* **DO THIS**:
Rewrite every line of the listing below, changing each "bbox" to "bounding box" and keeping everything else the same. Omit the pictures from your output.

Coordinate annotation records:
------------------------------------
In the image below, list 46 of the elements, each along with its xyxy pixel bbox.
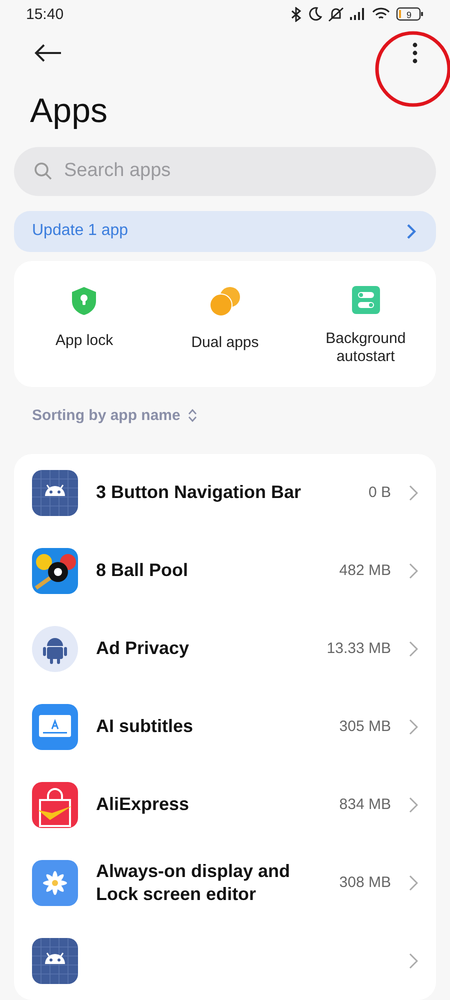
bluetooth-icon	[290, 6, 302, 22]
app-name: 8 Ball Pool	[96, 559, 190, 582]
shopping-bag-icon	[32, 782, 78, 828]
shortcut-item[interactable]: Background autostart	[295, 284, 436, 367]
app-name: Always-on display and Lock screen editor	[96, 860, 292, 906]
app-name: AI subtitles	[96, 715, 194, 738]
more-vertical-icon	[412, 42, 418, 64]
moon-icon	[308, 7, 322, 22]
billiard-balls-icon	[32, 548, 78, 594]
chevron-right-icon	[407, 224, 416, 239]
app-size: 13.33 MB	[326, 640, 391, 658]
muted-bell-icon	[328, 6, 344, 22]
chevron-right-icon	[409, 952, 418, 969]
subtitles-icon	[32, 704, 78, 750]
android-app-icon	[32, 938, 78, 984]
overlapping-circles-icon	[208, 286, 241, 318]
chevron-right-icon	[409, 796, 418, 813]
search-icon	[34, 162, 52, 180]
app-size: 308 MB	[339, 874, 391, 892]
app-size: 482 MB	[339, 562, 391, 580]
chevron-right-icon	[409, 562, 418, 579]
sort-arrows-icon	[188, 408, 198, 422]
app-name: 3 Button Navigation Bar	[96, 481, 302, 504]
chevron-right-icon	[409, 484, 418, 501]
app-size: 305 MB	[339, 718, 391, 736]
page-title: Apps	[30, 92, 108, 131]
signal-icon	[350, 8, 366, 20]
status-time: 15:40	[26, 6, 64, 23]
toggles-icon	[352, 286, 380, 314]
chevron-right-icon	[409, 718, 418, 735]
app-name: Ad Privacy	[96, 637, 190, 660]
app-size: 0 B	[368, 484, 391, 502]
battery-icon: 9	[396, 7, 424, 22]
flower-icon	[32, 860, 78, 906]
back-arrow-icon	[34, 44, 62, 62]
shortcut-item[interactable]: Dual apps	[154, 284, 296, 367]
search-field[interactable]: Search apps	[14, 146, 436, 196]
app-size: 834 MB	[339, 796, 391, 814]
chevron-right-icon	[409, 640, 418, 657]
wifi-icon	[372, 7, 390, 22]
shield-lock-icon	[71, 286, 98, 316]
android-app-icon	[32, 470, 78, 516]
app-name: AliExpress	[96, 793, 190, 816]
shortcut-item[interactable]: App lock	[14, 284, 155, 367]
android-robot-icon	[32, 626, 78, 672]
chevron-right-icon	[409, 874, 418, 891]
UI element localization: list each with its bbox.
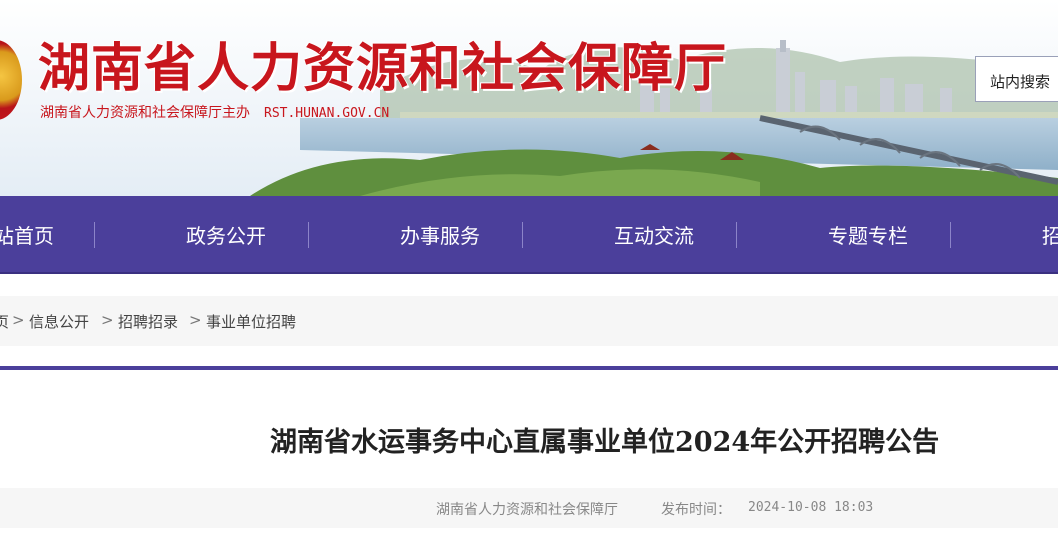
nav-item-home[interactable]: 站首页 — [0, 220, 54, 249]
site-subtitle: 湖南省人力资源和社会保障厅主办 RST.HUNAN.GOV.CN — [40, 102, 389, 122]
site-title: 湖南省人力资源和社会保障厅 — [38, 38, 728, 99]
breadcrumb-separator: > — [101, 311, 114, 329]
publish-date-label: 发布时间： — [661, 502, 731, 518]
site-search-button[interactable]: 站内搜索 — [975, 56, 1058, 102]
publish-date: 2024-10-08 18:03 — [748, 500, 874, 515]
header-banner: 湖南省人力资源和社会保障厅 湖南省人力资源和社会保障厅主办 RST.HUNAN.G… — [0, 0, 1058, 196]
nav-divider — [94, 222, 95, 248]
site-domain: RST.HUNAN.GOV.CN — [264, 106, 390, 121]
nav-item-government-affairs[interactable]: 政务公开 — [186, 220, 266, 249]
site-search-label: 站内搜索 — [990, 73, 1051, 91]
breadcrumb-recruitment-link[interactable]: 招聘招录 — [118, 311, 178, 332]
article-source: 湖南省人力资源和社会保障厅 — [436, 502, 618, 518]
nav-divider — [736, 222, 737, 248]
breadcrumb-separator: > — [189, 311, 202, 329]
article-meta: 湖南省人力资源和社会保障厅 发布时间： 2024-10-08 18:03 — [0, 488, 1058, 528]
main-nav: 站首页 政务公开 办事服务 互动交流 专题专栏 招 — [0, 196, 1058, 274]
nav-divider — [522, 222, 523, 248]
breadcrumb-public-institution-link[interactable]: 事业单位招聘 — [206, 311, 296, 332]
nav-item-recruitment[interactable]: 招 — [1042, 220, 1058, 249]
breadcrumb-home-link[interactable]: 页 — [0, 311, 9, 332]
nav-divider — [950, 222, 951, 248]
article-title: 湖南省水运事务中心直属事业单位2024年公开招聘公告 — [270, 427, 940, 458]
nav-item-special-topics[interactable]: 专题专栏 — [828, 220, 908, 249]
nav-item-interaction[interactable]: 互动交流 — [614, 220, 694, 249]
content-divider — [0, 366, 1058, 370]
nav-item-services[interactable]: 办事服务 — [400, 220, 480, 249]
nav-divider — [308, 222, 309, 248]
organizer-text: 湖南省人力资源和社会保障厅主办 — [40, 105, 250, 121]
breadcrumb-separator: > — [12, 311, 25, 329]
breadcrumb: 页 > 信息公开 > 招聘招录 > 事业单位招聘 — [0, 296, 1058, 346]
breadcrumb-info-disclosure-link[interactable]: 信息公开 — [29, 311, 89, 332]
------------------------------------
* **ANSWER**:
In the image below, list 46 of the elements, each along with its xyxy pixel bounding box.
bluetooth-icon	[290, 6, 302, 22]
app-name: 8 Ball Pool	[96, 559, 190, 582]
shopping-bag-icon	[32, 782, 78, 828]
shortcut-item[interactable]: Background autostart	[295, 284, 436, 367]
app-name: Always-on display and Lock screen editor	[96, 860, 292, 906]
app-name: AI subtitles	[96, 715, 194, 738]
more-vertical-icon	[412, 42, 418, 64]
moon-icon	[308, 7, 322, 22]
billiard-balls-icon	[32, 548, 78, 594]
chevron-right-icon	[407, 224, 416, 239]
app-size: 13.33 MB	[326, 640, 391, 658]
muted-bell-icon	[328, 6, 344, 22]
chevron-right-icon	[409, 952, 418, 969]
subtitles-icon	[32, 704, 78, 750]
android-app-icon	[32, 938, 78, 984]
overlapping-circles-icon	[208, 286, 241, 318]
chevron-right-icon	[409, 796, 418, 813]
search-icon	[34, 162, 52, 180]
app-size: 308 MB	[339, 874, 391, 892]
app-size: 482 MB	[339, 562, 391, 580]
chevron-right-icon	[409, 562, 418, 579]
sort-arrows-icon	[188, 408, 198, 422]
app-name: 3 Button Navigation Bar	[96, 481, 302, 504]
chevron-right-icon	[409, 484, 418, 501]
app-size: 305 MB	[339, 718, 391, 736]
page-title: Apps	[30, 92, 108, 131]
signal-icon	[350, 8, 366, 20]
status-time: 15:40	[26, 6, 64, 23]
toggles-icon	[352, 286, 380, 314]
chevron-right-icon	[409, 718, 418, 735]
app-name: Ad Privacy	[96, 637, 190, 660]
app-size: 0 B	[368, 484, 391, 502]
battery-icon: 9	[396, 7, 424, 22]
flower-icon	[32, 860, 78, 906]
back-arrow-icon	[34, 44, 62, 62]
shortcut-item[interactable]: Dual apps	[154, 284, 296, 367]
search-field[interactable]: Search apps	[14, 146, 436, 196]
app-size: 834 MB	[339, 796, 391, 814]
chevron-right-icon	[409, 640, 418, 657]
wifi-icon	[372, 7, 390, 22]
shield-lock-icon	[71, 286, 98, 316]
android-app-icon	[32, 470, 78, 516]
app-name: AliExpress	[96, 793, 190, 816]
shortcut-item[interactable]: App lock	[14, 284, 155, 367]
android-robot-icon	[32, 626, 78, 672]
chevron-right-icon	[409, 874, 418, 891]
UI element localization: list each with its bounding box.
nav-item-home[interactable]: 站首页 — [0, 220, 54, 249]
site-subtitle: 湖南省人力资源和社会保障厅主办 RST.HUNAN.GOV.CN — [40, 102, 389, 122]
site-title: 湖南省人力资源和社会保障厅 — [38, 38, 728, 99]
breadcrumb-separator: > — [101, 311, 114, 329]
publish-date-label: 发布时间： — [661, 502, 731, 518]
site-search-button[interactable]: 站内搜索 — [975, 56, 1058, 102]
publish-date: 2024-10-08 18:03 — [748, 500, 874, 515]
header-banner: 湖南省人力资源和社会保障厅 湖南省人力资源和社会保障厅主办 RST.HUNAN.G… — [0, 0, 1058, 196]
nav-divider — [94, 222, 95, 248]
site-domain: RST.HUNAN.GOV.CN — [264, 106, 390, 121]
nav-item-government-affairs[interactable]: 政务公开 — [186, 220, 266, 249]
site-search-label: 站内搜索 — [990, 73, 1051, 91]
breadcrumb-recruitment-link[interactable]: 招聘招录 — [118, 311, 178, 332]
article-source: 湖南省人力资源和社会保障厅 — [436, 502, 618, 518]
nav-divider — [736, 222, 737, 248]
breadcrumb-separator: > — [189, 311, 202, 329]
article-meta: 湖南省人力资源和社会保障厅 发布时间： 2024-10-08 18:03 — [0, 488, 1058, 528]
main-nav: 站首页 政务公开 办事服务 互动交流 专题专栏 招 — [0, 196, 1058, 274]
nav-divider — [522, 222, 523, 248]
breadcrumb-public-institution-link[interactable]: 事业单位招聘 — [206, 311, 296, 332]
nav-item-recruitment[interactable]: 招 — [1042, 220, 1058, 249]
breadcrumb-home-link[interactable]: 页 — [0, 311, 9, 332]
nav-divider — [950, 222, 951, 248]
article-title: 湖南省水运事务中心直属事业单位2024年公开招聘公告 — [270, 427, 940, 458]
nav-item-special-topics[interactable]: 专题专栏 — [828, 220, 908, 249]
nav-item-interaction[interactable]: 互动交流 — [614, 220, 694, 249]
content-divider — [0, 366, 1058, 370]
nav-item-services[interactable]: 办事服务 — [400, 220, 480, 249]
nav-divider — [308, 222, 309, 248]
organizer-text: 湖南省人力资源和社会保障厅主办 — [40, 105, 250, 121]
breadcrumb-separator: > — [12, 311, 25, 329]
breadcrumb: 页 > 信息公开 > 招聘招录 > 事业单位招聘 — [0, 296, 1058, 346]
breadcrumb-info-disclosure-link[interactable]: 信息公开 — [29, 311, 89, 332]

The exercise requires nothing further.